**WHAT YOU HAVE TO DO**: Please find all lines in the data that hold the string "ylabel" and copy them.

**DATA SUPPLIED**:
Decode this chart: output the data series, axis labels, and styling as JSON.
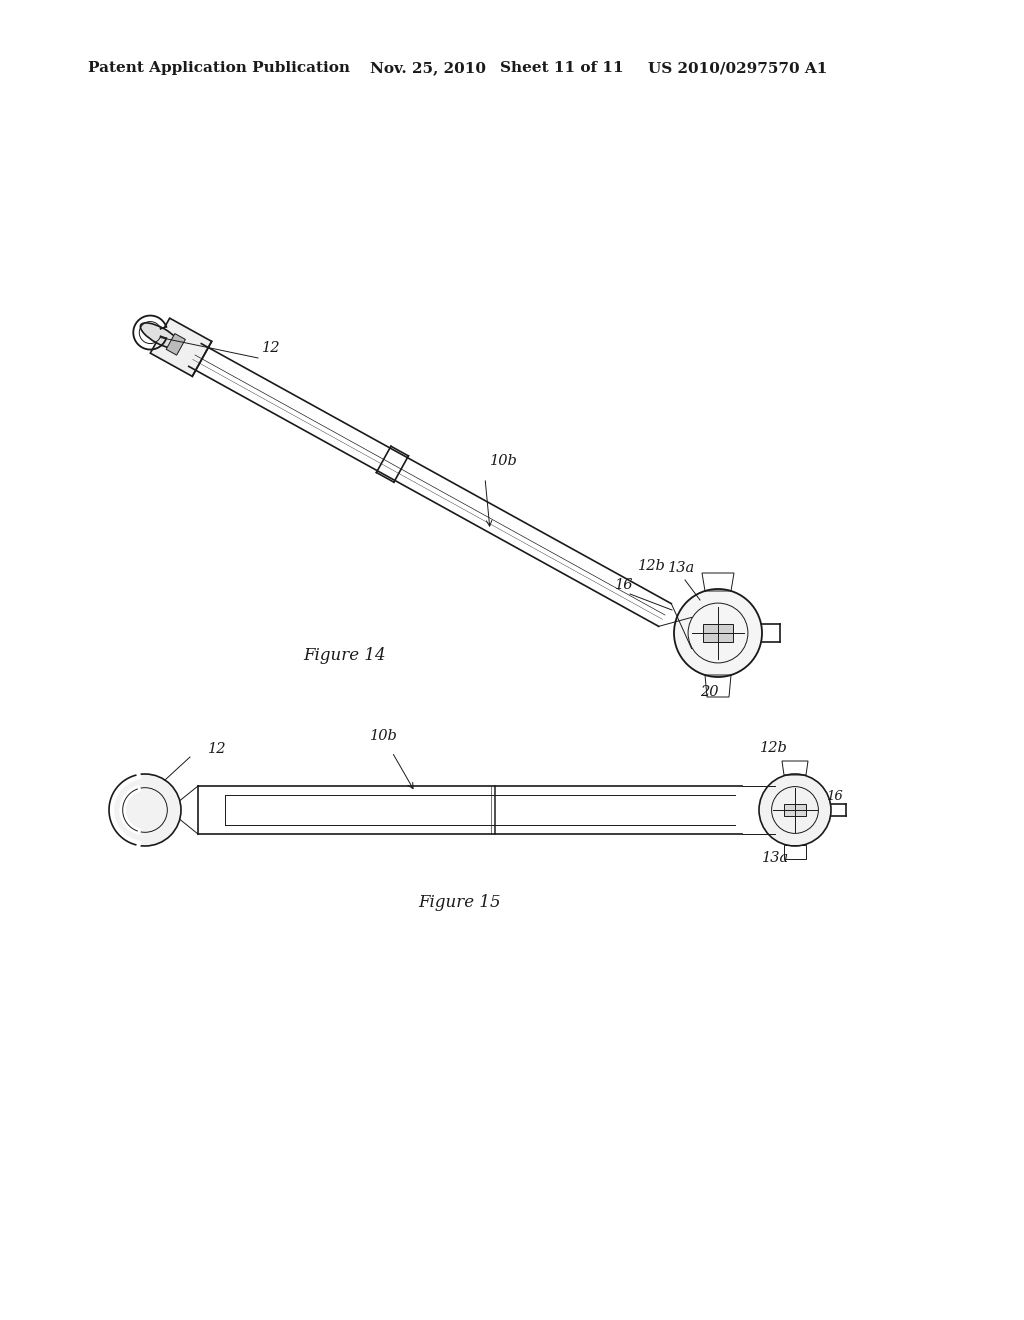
{
  "background_color": "#ffffff",
  "header_text": "Patent Application Publication",
  "header_date": "Nov. 25, 2010",
  "header_sheet": "Sheet 11 of 11",
  "header_patent": "US 2010/0297570 A1",
  "header_fontsize": 11,
  "figure14_label": "Figure 14",
  "figure15_label": "Figure 15",
  "line_color": "#1a1a1a",
  "line_width": 1.2,
  "thin_line": 0.7,
  "annotation_fontsize": 10.5,
  "label_fontsize": 11
}
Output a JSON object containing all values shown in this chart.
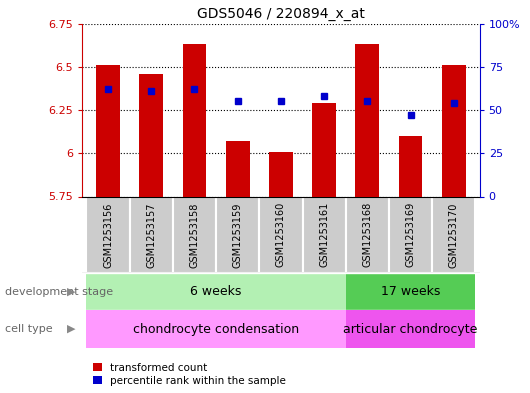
{
  "title": "GDS5046 / 220894_x_at",
  "samples": [
    "GSM1253156",
    "GSM1253157",
    "GSM1253158",
    "GSM1253159",
    "GSM1253160",
    "GSM1253161",
    "GSM1253168",
    "GSM1253169",
    "GSM1253170"
  ],
  "bar_values": [
    6.51,
    6.46,
    6.63,
    6.07,
    6.01,
    6.29,
    6.63,
    6.1,
    6.51
  ],
  "bar_base": 5.75,
  "dot_values": [
    6.37,
    6.36,
    6.37,
    6.3,
    6.3,
    6.33,
    6.3,
    6.22,
    6.29
  ],
  "ylim_left": [
    5.75,
    6.75
  ],
  "ylim_right": [
    0,
    100
  ],
  "yticks_left": [
    5.75,
    6.0,
    6.25,
    6.5,
    6.75
  ],
  "yticks_right": [
    0,
    25,
    50,
    75,
    100
  ],
  "ytick_labels_left": [
    "5.75",
    "6",
    "6.25",
    "6.5",
    "6.75"
  ],
  "ytick_labels_right": [
    "0",
    "25",
    "50",
    "75",
    "100%"
  ],
  "bar_color": "#cc0000",
  "dot_color": "#0000cc",
  "development_stage_label": "development stage",
  "cell_type_label": "cell type",
  "group1_label": "6 weeks",
  "group2_label": "17 weeks",
  "cell_type1_label": "chondrocyte condensation",
  "cell_type2_label": "articular chondrocyte",
  "group1_indices": [
    0,
    5
  ],
  "group2_indices": [
    6,
    8
  ],
  "group1_color": "#b3f0b3",
  "group2_color": "#55cc55",
  "cell_type1_color": "#ff99ff",
  "cell_type2_color": "#ee55ee",
  "sample_bg_color": "#cccccc",
  "legend_bar_label": "transformed count",
  "legend_dot_label": "percentile rank within the sample",
  "bar_width": 0.55
}
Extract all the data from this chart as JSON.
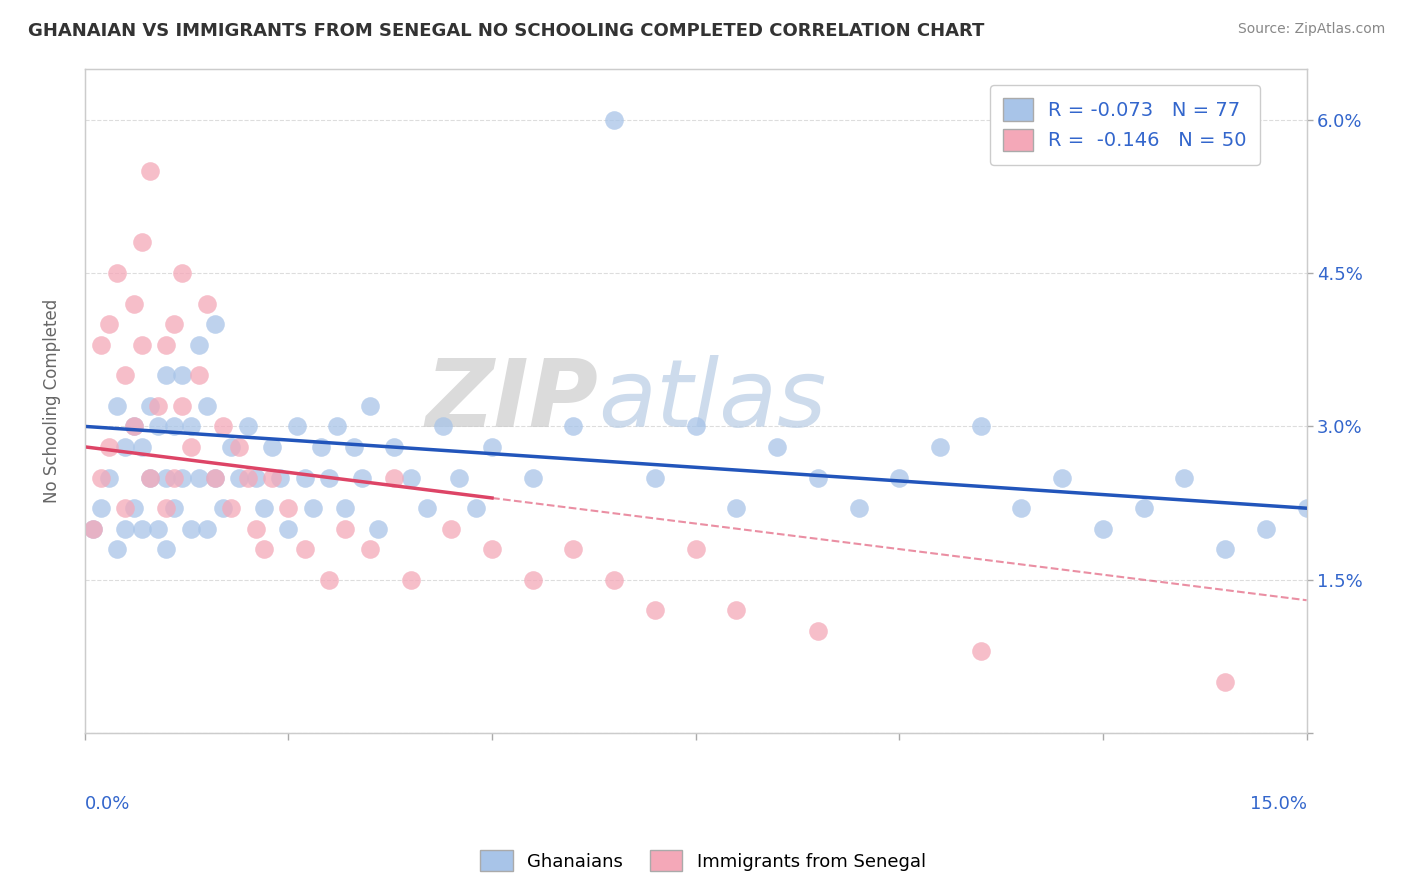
{
  "title": "GHANAIAN VS IMMIGRANTS FROM SENEGAL NO SCHOOLING COMPLETED CORRELATION CHART",
  "source": "Source: ZipAtlas.com",
  "ylabel": "No Schooling Completed",
  "yticks": [
    0.0,
    0.015,
    0.03,
    0.045,
    0.06
  ],
  "ytick_labels": [
    "",
    "1.5%",
    "3.0%",
    "4.5%",
    "6.0%"
  ],
  "xmin": 0.0,
  "xmax": 0.15,
  "ymin": 0.0,
  "ymax": 0.065,
  "blue_R": -0.073,
  "blue_N": 77,
  "pink_R": -0.146,
  "pink_N": 50,
  "blue_color": "#a8c4e8",
  "pink_color": "#f4a8b8",
  "blue_line_color": "#2255bb",
  "pink_line_color": "#dd4466",
  "legend_label_blue": "Ghanaians",
  "legend_label_pink": "Immigrants from Senegal",
  "watermark_zip": "ZIP",
  "watermark_atlas": "atlas",
  "background_color": "#ffffff",
  "grid_color": "#dddddd",
  "title_color": "#333333",
  "blue_scatter_x": [
    0.001,
    0.002,
    0.003,
    0.004,
    0.004,
    0.005,
    0.005,
    0.006,
    0.006,
    0.007,
    0.007,
    0.008,
    0.008,
    0.009,
    0.009,
    0.01,
    0.01,
    0.01,
    0.011,
    0.011,
    0.012,
    0.012,
    0.013,
    0.013,
    0.014,
    0.014,
    0.015,
    0.015,
    0.016,
    0.016,
    0.017,
    0.018,
    0.019,
    0.02,
    0.021,
    0.022,
    0.023,
    0.024,
    0.025,
    0.026,
    0.027,
    0.028,
    0.029,
    0.03,
    0.031,
    0.032,
    0.033,
    0.034,
    0.035,
    0.036,
    0.038,
    0.04,
    0.042,
    0.044,
    0.046,
    0.048,
    0.05,
    0.055,
    0.06,
    0.065,
    0.07,
    0.075,
    0.08,
    0.085,
    0.09,
    0.095,
    0.1,
    0.105,
    0.11,
    0.115,
    0.12,
    0.125,
    0.13,
    0.135,
    0.14,
    0.145,
    0.15
  ],
  "blue_scatter_y": [
    0.02,
    0.022,
    0.025,
    0.018,
    0.032,
    0.02,
    0.028,
    0.022,
    0.03,
    0.02,
    0.028,
    0.025,
    0.032,
    0.02,
    0.03,
    0.018,
    0.025,
    0.035,
    0.022,
    0.03,
    0.025,
    0.035,
    0.02,
    0.03,
    0.025,
    0.038,
    0.02,
    0.032,
    0.025,
    0.04,
    0.022,
    0.028,
    0.025,
    0.03,
    0.025,
    0.022,
    0.028,
    0.025,
    0.02,
    0.03,
    0.025,
    0.022,
    0.028,
    0.025,
    0.03,
    0.022,
    0.028,
    0.025,
    0.032,
    0.02,
    0.028,
    0.025,
    0.022,
    0.03,
    0.025,
    0.022,
    0.028,
    0.025,
    0.03,
    0.06,
    0.025,
    0.03,
    0.022,
    0.028,
    0.025,
    0.022,
    0.025,
    0.028,
    0.03,
    0.022,
    0.025,
    0.02,
    0.022,
    0.025,
    0.018,
    0.02,
    0.022
  ],
  "pink_scatter_x": [
    0.001,
    0.002,
    0.002,
    0.003,
    0.003,
    0.004,
    0.005,
    0.005,
    0.006,
    0.006,
    0.007,
    0.007,
    0.008,
    0.008,
    0.009,
    0.01,
    0.01,
    0.011,
    0.011,
    0.012,
    0.012,
    0.013,
    0.014,
    0.015,
    0.016,
    0.017,
    0.018,
    0.019,
    0.02,
    0.021,
    0.022,
    0.023,
    0.025,
    0.027,
    0.03,
    0.032,
    0.035,
    0.038,
    0.04,
    0.045,
    0.05,
    0.055,
    0.06,
    0.065,
    0.07,
    0.075,
    0.08,
    0.09,
    0.11,
    0.14
  ],
  "pink_scatter_y": [
    0.02,
    0.038,
    0.025,
    0.04,
    0.028,
    0.045,
    0.035,
    0.022,
    0.042,
    0.03,
    0.038,
    0.048,
    0.025,
    0.055,
    0.032,
    0.022,
    0.038,
    0.04,
    0.025,
    0.032,
    0.045,
    0.028,
    0.035,
    0.042,
    0.025,
    0.03,
    0.022,
    0.028,
    0.025,
    0.02,
    0.018,
    0.025,
    0.022,
    0.018,
    0.015,
    0.02,
    0.018,
    0.025,
    0.015,
    0.02,
    0.018,
    0.015,
    0.018,
    0.015,
    0.012,
    0.018,
    0.012,
    0.01,
    0.008,
    0.005
  ],
  "pink_line_solid_end": 0.05,
  "blue_line_y_start": 0.03,
  "blue_line_y_end": 0.022,
  "pink_line_y_start": 0.028,
  "pink_line_y_end": 0.013
}
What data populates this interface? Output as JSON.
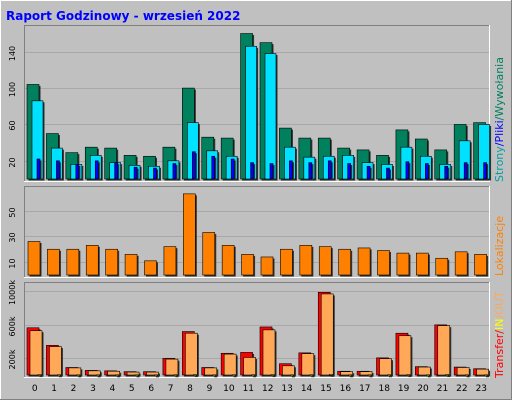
{
  "title": "Raport Godzinowy -  wrzesień 2022",
  "colors": {
    "page_bg": "#C0C0C0",
    "plot_bg": "#C0C0C0",
    "grid": "#A8A8A8",
    "hits": "#00805C",
    "files": "#0000FF",
    "pages": "#00E0FF",
    "sites": "#FF8000",
    "kbytes": "#FF0000",
    "kbytes_in": "#FFFF00",
    "kbytes_out": "#FFA858",
    "label_blue": "#0000FF",
    "label_teal": "#00A0A0"
  },
  "legends": {
    "top": [
      "Strony",
      "/",
      "Pliki",
      "/",
      "Wywołania"
    ],
    "middle": [
      "Lokalizacje"
    ],
    "bottom": [
      "Transfer",
      "/",
      "IN",
      "/",
      "OUT"
    ]
  },
  "chart_data": [
    {
      "type": "bar",
      "categories": [
        "0",
        "1",
        "2",
        "3",
        "4",
        "5",
        "6",
        "7",
        "8",
        "9",
        "10",
        "11",
        "12",
        "13",
        "14",
        "15",
        "16",
        "17",
        "18",
        "19",
        "20",
        "21",
        "22",
        "23"
      ],
      "yticks": [
        "20",
        "60",
        "100",
        "140"
      ],
      "ylim": [
        0,
        165
      ],
      "series": [
        {
          "name": "Wywołania",
          "values": [
            104,
            50,
            29,
            35,
            34,
            26,
            25,
            35,
            100,
            46,
            45,
            160,
            150,
            56,
            45,
            45,
            34,
            32,
            26,
            54,
            44,
            32,
            60,
            62
          ]
        },
        {
          "name": "Pliki",
          "values": [
            22,
            20,
            16,
            20,
            18,
            13,
            12,
            17,
            30,
            25,
            22,
            18,
            17,
            20,
            18,
            20,
            17,
            14,
            12,
            19,
            17,
            14,
            18,
            18
          ]
        },
        {
          "name": "Strony",
          "values": [
            86,
            34,
            16,
            26,
            18,
            15,
            14,
            20,
            62,
            31,
            25,
            146,
            138,
            35,
            24,
            25,
            26,
            18,
            16,
            35,
            25,
            16,
            42,
            60
          ]
        }
      ]
    },
    {
      "type": "bar",
      "categories": [
        "0",
        "1",
        "2",
        "3",
        "4",
        "5",
        "6",
        "7",
        "8",
        "9",
        "10",
        "11",
        "12",
        "13",
        "14",
        "15",
        "16",
        "17",
        "18",
        "19",
        "20",
        "21",
        "22",
        "23"
      ],
      "yticks": [
        "10",
        "30",
        "50"
      ],
      "ylim": [
        0,
        66
      ],
      "series": [
        {
          "name": "Lokalizacje",
          "values": [
            26,
            20,
            20,
            23,
            20,
            16,
            11,
            22,
            63,
            33,
            23,
            16,
            14,
            20,
            23,
            22,
            20,
            21,
            19,
            17,
            17,
            13,
            18,
            16
          ]
        }
      ]
    },
    {
      "type": "bar",
      "categories": [
        "0",
        "1",
        "2",
        "3",
        "4",
        "5",
        "6",
        "7",
        "8",
        "9",
        "10",
        "11",
        "12",
        "13",
        "14",
        "15",
        "16",
        "17",
        "18",
        "19",
        "20",
        "21",
        "22",
        "23"
      ],
      "yticks": [
        "200k",
        "600k",
        "1000k"
      ],
      "ylim": [
        0,
        1065
      ],
      "series": [
        {
          "name": "Transfer",
          "values": [
            565,
            355,
            90,
            55,
            50,
            40,
            40,
            200,
            520,
            90,
            260,
            270,
            575,
            135,
            265,
            990,
            45,
            45,
            205,
            500,
            100,
            600,
            95,
            75
          ]
        },
        {
          "name": "IN",
          "values": [
            5,
            3,
            2,
            2,
            2,
            2,
            2,
            3,
            5,
            2,
            3,
            3,
            5,
            2,
            3,
            8,
            2,
            2,
            3,
            5,
            2,
            5,
            2,
            2
          ]
        },
        {
          "name": "OUT",
          "values": [
            530,
            340,
            85,
            50,
            45,
            35,
            35,
            190,
            500,
            85,
            250,
            210,
            540,
            110,
            255,
            970,
            40,
            40,
            195,
            470,
            95,
            590,
            90,
            70
          ]
        }
      ]
    }
  ]
}
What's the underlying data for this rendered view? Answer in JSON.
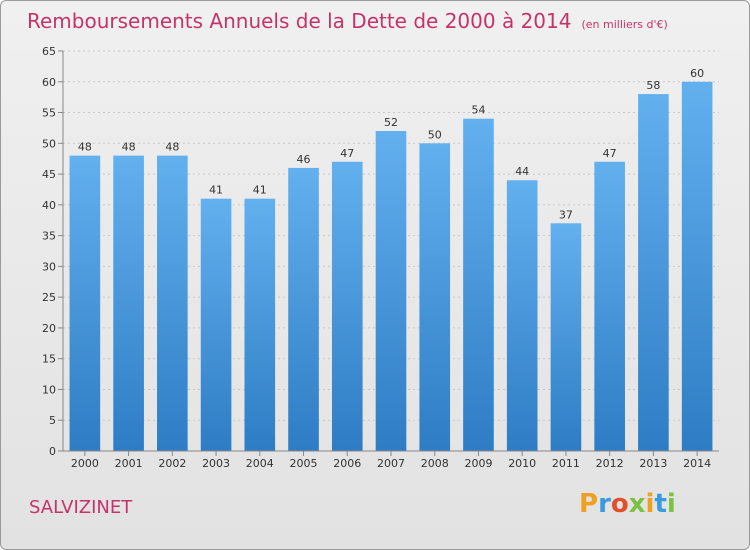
{
  "chart_data": {
    "type": "bar",
    "title": "Remboursements Annuels de la Dette de 2000 à 2014",
    "unit_label": "(en milliers d'€)",
    "categories": [
      "2000",
      "2001",
      "2002",
      "2003",
      "2004",
      "2005",
      "2006",
      "2007",
      "2008",
      "2009",
      "2010",
      "2011",
      "2012",
      "2013",
      "2014"
    ],
    "values": [
      48,
      48,
      48,
      41,
      41,
      46,
      47,
      52,
      50,
      54,
      44,
      37,
      47,
      58,
      60
    ],
    "yticks": [
      0,
      5,
      10,
      15,
      20,
      25,
      30,
      35,
      40,
      45,
      50,
      55,
      60,
      65
    ],
    "ylim": [
      0,
      65
    ],
    "grid": true,
    "xlabel": "",
    "ylabel": "",
    "bar_color": "#3d8fd6"
  },
  "footer": {
    "commune": "SALVIZINET",
    "brand": "Proxiti"
  },
  "colors": {
    "title": "#c4346a",
    "brand_letters": [
      "#f0a020",
      "#3a9be0",
      "#e0502a",
      "#7cc242",
      "#f0a020",
      "#3a9be0",
      "#7cc242"
    ]
  }
}
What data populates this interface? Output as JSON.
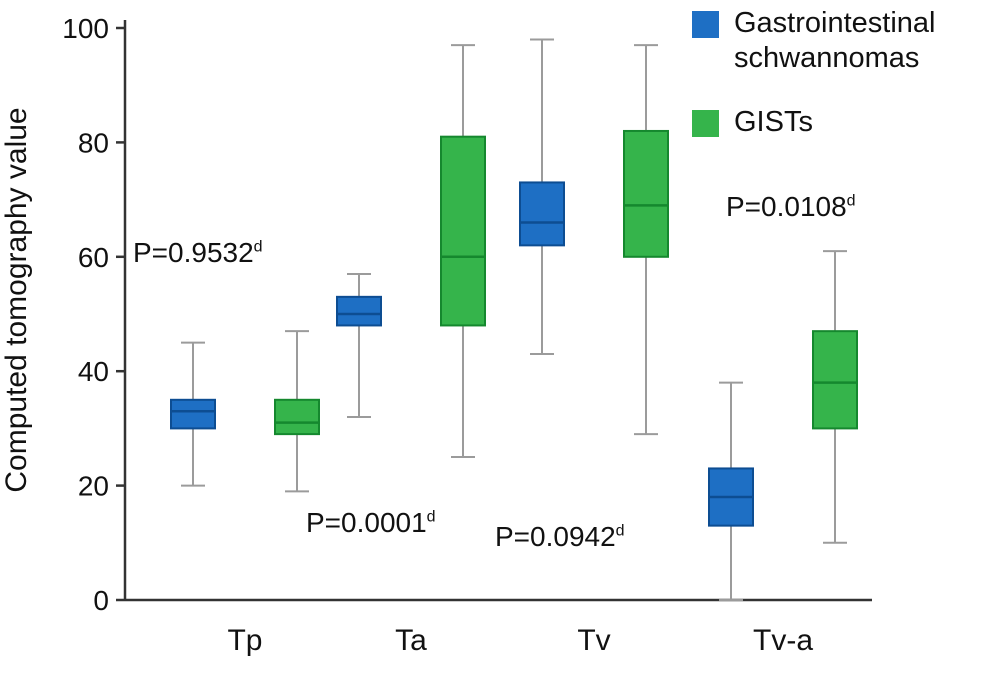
{
  "chart_data": {
    "type": "box",
    "title": "",
    "ylabel": "Computed tomography value",
    "xlabel": "",
    "ylim": [
      0,
      100
    ],
    "yticks": [
      0,
      20,
      40,
      60,
      80,
      100
    ],
    "grid": false,
    "legend_position": "top-right",
    "categories": [
      "Tp",
      "Ta",
      "Tv",
      "Tv-a"
    ],
    "series": [
      {
        "name": "Gastrointestinal schwannomas",
        "color": "#1e6fc4",
        "border": "#0d4d92",
        "boxes": [
          {
            "category": "Tp",
            "min": 20,
            "q1": 30,
            "median": 33,
            "q3": 35,
            "max": 45
          },
          {
            "category": "Ta",
            "min": 32,
            "q1": 48,
            "median": 50,
            "q3": 53,
            "max": 57
          },
          {
            "category": "Tv",
            "min": 43,
            "q1": 62,
            "median": 66,
            "q3": 73,
            "max": 98
          },
          {
            "category": "Tv-a",
            "min": 0,
            "q1": 13,
            "median": 18,
            "q3": 23,
            "max": 38
          }
        ]
      },
      {
        "name": "GISTs",
        "color": "#35b44b",
        "border": "#15882e",
        "boxes": [
          {
            "category": "Tp",
            "min": 19,
            "q1": 29,
            "median": 31,
            "q3": 35,
            "max": 47
          },
          {
            "category": "Ta",
            "min": 25,
            "q1": 48,
            "median": 60,
            "q3": 81,
            "max": 97
          },
          {
            "category": "Tv",
            "min": 29,
            "q1": 60,
            "median": 69,
            "q3": 82,
            "max": 97
          },
          {
            "category": "Tv-a",
            "min": 10,
            "q1": 30,
            "median": 38,
            "q3": 47,
            "max": 61
          }
        ]
      }
    ],
    "annotations": [
      {
        "text": "P=0.9532",
        "sup": "d"
      },
      {
        "text": "P=0.0001",
        "sup": "d"
      },
      {
        "text": "P=0.0942",
        "sup": "d"
      },
      {
        "text": "P=0.0108",
        "sup": "d"
      }
    ],
    "legend": {
      "items": [
        {
          "label_lines": [
            "Gastrointestinal",
            "schwannomas"
          ],
          "color": "#1e6fc4"
        },
        {
          "label_lines": [
            "GISTs"
          ],
          "color": "#35b44b"
        }
      ]
    }
  }
}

**TASK RESULT**:
  "ylabel": "No Schooling Completed",
    "ylabel": "",
    "ylabel": "Computed tomography value",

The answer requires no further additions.